**TO DO**. Find the string "слишком" in the listing and report every line that has it.
###
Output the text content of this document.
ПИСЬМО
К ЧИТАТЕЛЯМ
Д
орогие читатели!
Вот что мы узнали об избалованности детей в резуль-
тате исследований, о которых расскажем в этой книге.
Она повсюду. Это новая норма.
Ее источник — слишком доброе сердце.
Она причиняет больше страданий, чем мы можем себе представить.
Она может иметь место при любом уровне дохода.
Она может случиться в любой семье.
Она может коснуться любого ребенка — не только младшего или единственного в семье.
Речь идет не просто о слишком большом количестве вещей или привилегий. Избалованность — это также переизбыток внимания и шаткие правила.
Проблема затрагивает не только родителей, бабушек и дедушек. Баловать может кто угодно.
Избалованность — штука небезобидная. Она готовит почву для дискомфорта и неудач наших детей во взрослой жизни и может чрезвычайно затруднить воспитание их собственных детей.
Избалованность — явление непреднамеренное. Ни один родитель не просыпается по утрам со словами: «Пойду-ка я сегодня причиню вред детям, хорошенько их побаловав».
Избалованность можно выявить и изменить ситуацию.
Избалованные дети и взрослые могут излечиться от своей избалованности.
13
###
**ANSWER TO THE TASK**.
Ее источник — слишком доброе сердце.
Речь идет не просто о слишком большом количестве вещей или привилегий. Избалованность — это также переизбыток внимания и шаткие правила.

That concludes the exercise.